For each line below that contains the string "lessons", copy that line.

[Dataset entries]
_ _ _ _

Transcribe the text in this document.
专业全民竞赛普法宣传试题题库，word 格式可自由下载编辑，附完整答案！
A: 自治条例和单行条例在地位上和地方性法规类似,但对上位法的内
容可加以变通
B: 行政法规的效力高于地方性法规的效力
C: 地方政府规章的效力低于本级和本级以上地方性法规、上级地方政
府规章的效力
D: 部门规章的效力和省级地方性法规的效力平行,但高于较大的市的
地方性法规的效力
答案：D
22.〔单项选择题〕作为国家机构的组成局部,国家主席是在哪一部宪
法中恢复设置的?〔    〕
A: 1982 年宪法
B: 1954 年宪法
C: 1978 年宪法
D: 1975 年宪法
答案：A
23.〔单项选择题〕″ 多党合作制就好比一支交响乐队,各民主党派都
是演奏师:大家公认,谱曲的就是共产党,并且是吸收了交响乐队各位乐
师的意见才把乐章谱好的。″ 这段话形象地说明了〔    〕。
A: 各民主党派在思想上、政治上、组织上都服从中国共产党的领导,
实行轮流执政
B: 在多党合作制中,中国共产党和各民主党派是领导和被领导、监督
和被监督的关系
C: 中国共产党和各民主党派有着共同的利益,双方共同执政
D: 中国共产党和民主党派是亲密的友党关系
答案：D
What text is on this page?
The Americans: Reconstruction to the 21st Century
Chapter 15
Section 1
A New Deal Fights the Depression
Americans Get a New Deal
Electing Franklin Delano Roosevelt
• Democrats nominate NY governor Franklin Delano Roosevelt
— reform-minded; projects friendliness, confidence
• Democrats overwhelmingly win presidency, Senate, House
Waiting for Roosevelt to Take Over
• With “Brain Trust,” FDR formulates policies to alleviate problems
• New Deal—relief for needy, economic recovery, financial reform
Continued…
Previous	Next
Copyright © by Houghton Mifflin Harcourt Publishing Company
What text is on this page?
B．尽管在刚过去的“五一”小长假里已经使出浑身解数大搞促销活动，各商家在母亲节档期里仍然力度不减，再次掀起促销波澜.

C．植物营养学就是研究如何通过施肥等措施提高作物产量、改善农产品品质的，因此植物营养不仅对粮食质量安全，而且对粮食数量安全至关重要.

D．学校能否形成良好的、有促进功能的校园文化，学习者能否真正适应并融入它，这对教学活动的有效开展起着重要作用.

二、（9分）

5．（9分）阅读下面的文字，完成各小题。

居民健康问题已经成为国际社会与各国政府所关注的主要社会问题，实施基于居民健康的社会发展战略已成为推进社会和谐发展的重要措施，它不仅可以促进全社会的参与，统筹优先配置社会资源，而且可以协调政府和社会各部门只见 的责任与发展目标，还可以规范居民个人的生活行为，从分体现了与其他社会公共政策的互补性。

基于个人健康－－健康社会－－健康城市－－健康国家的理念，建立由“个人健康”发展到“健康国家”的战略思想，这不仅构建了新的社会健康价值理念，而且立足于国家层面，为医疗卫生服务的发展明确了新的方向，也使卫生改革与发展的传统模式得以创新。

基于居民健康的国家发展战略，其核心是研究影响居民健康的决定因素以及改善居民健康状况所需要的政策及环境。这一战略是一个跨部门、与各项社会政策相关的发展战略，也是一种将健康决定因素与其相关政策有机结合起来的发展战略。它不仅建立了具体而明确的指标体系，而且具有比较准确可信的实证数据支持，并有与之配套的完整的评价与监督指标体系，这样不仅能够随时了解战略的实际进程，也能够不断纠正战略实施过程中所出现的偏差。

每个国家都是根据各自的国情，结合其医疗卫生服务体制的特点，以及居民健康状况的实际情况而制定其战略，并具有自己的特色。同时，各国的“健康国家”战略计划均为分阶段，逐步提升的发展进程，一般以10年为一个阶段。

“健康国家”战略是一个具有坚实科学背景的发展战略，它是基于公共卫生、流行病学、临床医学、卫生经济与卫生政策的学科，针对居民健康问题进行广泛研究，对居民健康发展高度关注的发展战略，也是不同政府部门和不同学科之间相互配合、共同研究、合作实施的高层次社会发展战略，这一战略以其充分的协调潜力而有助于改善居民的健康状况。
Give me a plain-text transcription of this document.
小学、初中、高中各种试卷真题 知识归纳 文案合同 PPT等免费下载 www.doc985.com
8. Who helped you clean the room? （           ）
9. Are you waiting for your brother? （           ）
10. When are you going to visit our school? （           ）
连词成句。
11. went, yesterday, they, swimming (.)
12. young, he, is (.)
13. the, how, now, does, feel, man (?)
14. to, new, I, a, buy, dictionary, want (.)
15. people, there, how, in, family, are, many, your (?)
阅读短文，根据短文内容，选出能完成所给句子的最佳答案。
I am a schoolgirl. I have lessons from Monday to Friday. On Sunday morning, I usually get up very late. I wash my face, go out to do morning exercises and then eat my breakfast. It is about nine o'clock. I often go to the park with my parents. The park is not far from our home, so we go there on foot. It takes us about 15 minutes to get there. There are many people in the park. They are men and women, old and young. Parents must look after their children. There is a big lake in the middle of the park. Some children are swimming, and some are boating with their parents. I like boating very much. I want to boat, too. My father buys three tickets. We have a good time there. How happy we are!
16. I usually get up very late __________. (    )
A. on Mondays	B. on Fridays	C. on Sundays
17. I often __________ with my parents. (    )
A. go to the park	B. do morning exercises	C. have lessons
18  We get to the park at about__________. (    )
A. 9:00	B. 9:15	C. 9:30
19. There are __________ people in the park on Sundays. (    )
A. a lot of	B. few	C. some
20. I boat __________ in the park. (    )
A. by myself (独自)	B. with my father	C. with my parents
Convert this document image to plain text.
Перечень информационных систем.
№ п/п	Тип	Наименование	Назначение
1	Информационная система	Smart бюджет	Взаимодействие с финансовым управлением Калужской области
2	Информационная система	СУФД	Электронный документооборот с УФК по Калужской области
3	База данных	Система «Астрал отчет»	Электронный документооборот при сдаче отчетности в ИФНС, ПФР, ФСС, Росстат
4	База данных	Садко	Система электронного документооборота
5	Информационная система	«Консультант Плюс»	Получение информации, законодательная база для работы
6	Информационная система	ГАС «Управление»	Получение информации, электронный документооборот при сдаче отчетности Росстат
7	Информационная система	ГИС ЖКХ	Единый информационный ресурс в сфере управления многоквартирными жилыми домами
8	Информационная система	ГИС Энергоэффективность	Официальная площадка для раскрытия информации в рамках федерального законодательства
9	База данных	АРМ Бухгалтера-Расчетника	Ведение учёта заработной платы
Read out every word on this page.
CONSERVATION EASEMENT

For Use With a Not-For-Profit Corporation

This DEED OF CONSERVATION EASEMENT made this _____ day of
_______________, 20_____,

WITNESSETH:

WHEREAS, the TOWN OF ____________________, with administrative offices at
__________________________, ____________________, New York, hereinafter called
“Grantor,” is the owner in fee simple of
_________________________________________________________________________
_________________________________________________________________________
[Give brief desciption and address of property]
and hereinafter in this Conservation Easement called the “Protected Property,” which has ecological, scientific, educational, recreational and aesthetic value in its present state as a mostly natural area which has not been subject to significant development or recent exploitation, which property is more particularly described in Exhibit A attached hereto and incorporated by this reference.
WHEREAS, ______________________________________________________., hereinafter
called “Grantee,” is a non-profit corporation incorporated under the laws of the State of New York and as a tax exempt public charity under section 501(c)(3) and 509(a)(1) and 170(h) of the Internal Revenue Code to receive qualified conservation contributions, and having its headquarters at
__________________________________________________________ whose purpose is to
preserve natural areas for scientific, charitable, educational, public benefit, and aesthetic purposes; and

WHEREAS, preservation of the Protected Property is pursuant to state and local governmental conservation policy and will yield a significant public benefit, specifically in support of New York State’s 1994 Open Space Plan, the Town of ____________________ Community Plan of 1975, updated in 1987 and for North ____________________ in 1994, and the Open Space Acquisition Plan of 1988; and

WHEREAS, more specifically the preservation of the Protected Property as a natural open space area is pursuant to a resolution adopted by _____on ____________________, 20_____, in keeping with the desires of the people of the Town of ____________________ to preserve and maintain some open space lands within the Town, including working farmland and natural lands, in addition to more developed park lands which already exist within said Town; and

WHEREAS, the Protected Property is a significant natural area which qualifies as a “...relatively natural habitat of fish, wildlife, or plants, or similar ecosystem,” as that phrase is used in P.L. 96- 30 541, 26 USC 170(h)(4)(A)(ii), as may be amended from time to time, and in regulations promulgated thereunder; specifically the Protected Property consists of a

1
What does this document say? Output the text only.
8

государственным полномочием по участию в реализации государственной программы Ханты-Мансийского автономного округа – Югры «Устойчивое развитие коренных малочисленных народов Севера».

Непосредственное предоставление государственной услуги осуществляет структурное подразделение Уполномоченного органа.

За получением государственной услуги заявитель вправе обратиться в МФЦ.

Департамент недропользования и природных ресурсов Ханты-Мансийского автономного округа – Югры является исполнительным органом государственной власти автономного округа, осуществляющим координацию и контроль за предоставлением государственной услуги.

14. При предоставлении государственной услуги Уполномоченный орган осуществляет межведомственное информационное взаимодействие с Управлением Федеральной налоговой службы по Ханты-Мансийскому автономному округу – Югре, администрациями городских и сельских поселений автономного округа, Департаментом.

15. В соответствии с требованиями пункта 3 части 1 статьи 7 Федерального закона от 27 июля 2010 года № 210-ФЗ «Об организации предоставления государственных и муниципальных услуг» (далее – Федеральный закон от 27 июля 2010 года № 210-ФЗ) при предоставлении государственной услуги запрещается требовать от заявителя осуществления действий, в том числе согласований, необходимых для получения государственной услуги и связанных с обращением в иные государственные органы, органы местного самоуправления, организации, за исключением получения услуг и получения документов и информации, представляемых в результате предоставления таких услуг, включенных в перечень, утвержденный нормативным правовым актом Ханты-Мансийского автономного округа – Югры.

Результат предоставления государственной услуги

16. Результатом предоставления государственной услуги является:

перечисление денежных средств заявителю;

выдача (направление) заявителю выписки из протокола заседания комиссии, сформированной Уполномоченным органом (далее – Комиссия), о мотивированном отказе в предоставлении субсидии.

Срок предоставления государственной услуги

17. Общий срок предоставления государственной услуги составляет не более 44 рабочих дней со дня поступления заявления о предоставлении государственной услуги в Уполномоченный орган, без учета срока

_ _ _ _

_EXERCISE ANSWER_.
I am a schoolgirl. I have lessons from Monday to Friday. On Sunday morning, I usually get up very late. I wash my face, go out to do morning exercises and then eat my breakfast. It is about nine o'clock. I often go to the park with my parents. The park is not far from our home, so we go there on foot. It takes us about 15 minutes to get there. There are many people in the park. They are men and women, old and young. Parents must look after their children. There is a big lake in the middle of the park. Some children are swimming, and some are boating with their parents. I like boating very much. I want to boat, too. My father buys three tickets. We have a good time there. How happy we are!
A. go to the park	B. do morning exercises	C. have lessons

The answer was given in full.